→ **Exercise aim**
Extract the lines that hold the string "cited".
+ + +
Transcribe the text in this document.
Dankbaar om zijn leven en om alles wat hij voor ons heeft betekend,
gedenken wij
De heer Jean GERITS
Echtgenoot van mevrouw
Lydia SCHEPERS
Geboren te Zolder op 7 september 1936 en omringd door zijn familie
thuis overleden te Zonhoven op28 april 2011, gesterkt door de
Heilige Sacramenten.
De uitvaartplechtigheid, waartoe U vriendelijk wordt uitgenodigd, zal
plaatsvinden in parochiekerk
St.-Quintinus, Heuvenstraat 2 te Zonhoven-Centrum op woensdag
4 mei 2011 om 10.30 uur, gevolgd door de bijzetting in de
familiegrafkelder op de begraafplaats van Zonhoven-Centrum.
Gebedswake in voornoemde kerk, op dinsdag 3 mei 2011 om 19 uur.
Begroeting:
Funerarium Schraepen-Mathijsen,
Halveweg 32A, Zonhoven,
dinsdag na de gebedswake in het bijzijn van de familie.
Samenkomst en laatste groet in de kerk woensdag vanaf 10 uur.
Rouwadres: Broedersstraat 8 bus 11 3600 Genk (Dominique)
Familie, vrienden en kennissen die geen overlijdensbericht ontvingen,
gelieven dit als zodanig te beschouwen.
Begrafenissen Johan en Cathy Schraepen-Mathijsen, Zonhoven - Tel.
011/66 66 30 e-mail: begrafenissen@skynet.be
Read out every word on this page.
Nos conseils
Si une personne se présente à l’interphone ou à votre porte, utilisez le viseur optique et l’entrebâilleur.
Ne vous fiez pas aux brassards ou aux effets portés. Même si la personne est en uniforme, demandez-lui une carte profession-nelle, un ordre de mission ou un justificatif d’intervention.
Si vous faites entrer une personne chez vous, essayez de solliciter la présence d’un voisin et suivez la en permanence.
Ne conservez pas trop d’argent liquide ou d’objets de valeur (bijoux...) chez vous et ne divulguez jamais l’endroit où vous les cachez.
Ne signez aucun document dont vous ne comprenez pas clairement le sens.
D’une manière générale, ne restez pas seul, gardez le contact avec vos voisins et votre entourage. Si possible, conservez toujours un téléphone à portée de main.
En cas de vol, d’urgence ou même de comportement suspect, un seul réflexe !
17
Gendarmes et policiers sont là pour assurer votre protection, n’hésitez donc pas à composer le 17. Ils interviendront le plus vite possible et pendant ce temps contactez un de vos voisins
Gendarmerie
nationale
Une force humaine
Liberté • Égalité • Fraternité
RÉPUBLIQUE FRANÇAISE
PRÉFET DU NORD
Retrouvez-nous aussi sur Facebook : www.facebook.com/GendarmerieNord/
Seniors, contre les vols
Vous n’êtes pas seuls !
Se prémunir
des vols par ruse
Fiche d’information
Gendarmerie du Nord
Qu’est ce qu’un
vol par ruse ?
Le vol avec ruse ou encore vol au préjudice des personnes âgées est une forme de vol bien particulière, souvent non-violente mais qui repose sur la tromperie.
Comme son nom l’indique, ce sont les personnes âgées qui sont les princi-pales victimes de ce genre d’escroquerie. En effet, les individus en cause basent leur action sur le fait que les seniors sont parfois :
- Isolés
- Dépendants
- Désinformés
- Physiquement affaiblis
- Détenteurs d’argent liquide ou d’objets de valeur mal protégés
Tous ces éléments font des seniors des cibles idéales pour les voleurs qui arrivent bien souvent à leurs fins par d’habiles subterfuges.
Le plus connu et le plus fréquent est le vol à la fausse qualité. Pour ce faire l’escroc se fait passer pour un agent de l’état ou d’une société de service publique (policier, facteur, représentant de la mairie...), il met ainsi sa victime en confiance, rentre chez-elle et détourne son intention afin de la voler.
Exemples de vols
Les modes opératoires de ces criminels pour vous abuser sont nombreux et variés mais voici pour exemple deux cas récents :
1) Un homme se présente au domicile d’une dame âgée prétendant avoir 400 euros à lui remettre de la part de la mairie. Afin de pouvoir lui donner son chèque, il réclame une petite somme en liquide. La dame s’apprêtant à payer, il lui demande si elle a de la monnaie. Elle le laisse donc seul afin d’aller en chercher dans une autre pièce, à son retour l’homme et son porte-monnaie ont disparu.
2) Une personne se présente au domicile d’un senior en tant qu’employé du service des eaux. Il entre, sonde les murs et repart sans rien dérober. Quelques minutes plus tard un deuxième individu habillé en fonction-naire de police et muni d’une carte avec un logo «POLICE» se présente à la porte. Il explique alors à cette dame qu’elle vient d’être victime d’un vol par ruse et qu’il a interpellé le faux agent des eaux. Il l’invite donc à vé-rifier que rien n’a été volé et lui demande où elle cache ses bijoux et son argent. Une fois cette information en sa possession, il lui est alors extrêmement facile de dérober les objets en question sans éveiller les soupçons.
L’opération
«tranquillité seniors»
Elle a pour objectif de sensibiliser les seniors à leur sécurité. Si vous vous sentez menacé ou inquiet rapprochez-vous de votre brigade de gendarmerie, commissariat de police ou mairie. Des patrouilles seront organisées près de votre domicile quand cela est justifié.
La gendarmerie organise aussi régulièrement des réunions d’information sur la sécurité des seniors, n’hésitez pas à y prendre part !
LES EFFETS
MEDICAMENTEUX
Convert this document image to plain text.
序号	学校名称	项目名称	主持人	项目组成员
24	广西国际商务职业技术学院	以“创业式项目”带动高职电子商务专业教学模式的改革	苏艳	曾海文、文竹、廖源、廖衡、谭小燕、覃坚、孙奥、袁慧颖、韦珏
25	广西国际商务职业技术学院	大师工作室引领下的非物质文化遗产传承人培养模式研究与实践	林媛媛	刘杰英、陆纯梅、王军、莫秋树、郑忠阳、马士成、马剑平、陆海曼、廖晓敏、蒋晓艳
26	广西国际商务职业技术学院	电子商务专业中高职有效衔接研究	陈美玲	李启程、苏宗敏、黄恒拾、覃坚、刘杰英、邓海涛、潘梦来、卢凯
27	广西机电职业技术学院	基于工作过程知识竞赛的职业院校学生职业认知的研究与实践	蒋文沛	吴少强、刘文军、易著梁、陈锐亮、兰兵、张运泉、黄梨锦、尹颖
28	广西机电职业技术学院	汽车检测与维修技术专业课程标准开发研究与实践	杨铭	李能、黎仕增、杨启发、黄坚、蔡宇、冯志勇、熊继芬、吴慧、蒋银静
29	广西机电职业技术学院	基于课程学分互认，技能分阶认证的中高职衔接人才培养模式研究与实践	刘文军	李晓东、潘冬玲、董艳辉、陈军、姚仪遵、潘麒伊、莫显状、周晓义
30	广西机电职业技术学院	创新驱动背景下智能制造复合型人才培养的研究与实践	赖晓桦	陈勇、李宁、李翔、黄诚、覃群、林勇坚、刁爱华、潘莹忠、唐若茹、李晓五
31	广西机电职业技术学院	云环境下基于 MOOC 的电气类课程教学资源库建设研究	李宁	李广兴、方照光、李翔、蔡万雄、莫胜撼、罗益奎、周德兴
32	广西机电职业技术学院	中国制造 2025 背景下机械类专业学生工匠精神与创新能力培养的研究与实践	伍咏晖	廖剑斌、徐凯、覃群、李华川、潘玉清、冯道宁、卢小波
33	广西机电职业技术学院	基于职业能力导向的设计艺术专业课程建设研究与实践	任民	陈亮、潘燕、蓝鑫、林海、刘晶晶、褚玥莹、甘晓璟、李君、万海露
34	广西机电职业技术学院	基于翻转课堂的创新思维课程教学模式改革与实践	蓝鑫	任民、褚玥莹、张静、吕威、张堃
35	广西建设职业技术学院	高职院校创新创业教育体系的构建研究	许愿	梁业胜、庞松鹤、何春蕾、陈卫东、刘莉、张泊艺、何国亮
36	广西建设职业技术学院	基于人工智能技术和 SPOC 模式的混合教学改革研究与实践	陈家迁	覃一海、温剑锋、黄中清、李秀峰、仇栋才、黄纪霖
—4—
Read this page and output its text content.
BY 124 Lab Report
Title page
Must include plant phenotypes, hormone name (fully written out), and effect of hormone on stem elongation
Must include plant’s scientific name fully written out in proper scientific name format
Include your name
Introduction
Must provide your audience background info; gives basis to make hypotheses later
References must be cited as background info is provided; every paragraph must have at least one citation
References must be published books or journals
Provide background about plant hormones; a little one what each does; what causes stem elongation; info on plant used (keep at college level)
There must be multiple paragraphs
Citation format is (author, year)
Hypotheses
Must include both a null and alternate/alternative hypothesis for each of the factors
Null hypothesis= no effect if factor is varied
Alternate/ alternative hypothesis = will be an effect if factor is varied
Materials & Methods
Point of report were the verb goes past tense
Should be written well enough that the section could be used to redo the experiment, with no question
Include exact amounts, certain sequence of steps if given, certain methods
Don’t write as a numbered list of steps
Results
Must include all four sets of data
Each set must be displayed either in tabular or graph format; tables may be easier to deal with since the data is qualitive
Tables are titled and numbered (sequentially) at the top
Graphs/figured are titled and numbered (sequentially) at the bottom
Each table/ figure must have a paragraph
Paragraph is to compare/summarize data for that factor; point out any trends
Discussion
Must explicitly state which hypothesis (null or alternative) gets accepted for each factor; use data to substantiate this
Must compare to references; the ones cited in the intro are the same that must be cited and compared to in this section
+ + +
→ **Written answer**
References must be cited as background info is provided; every paragraph must have at least one citation
Must compare to references; the ones cited in the intro are the same that must be cited and compared to in this section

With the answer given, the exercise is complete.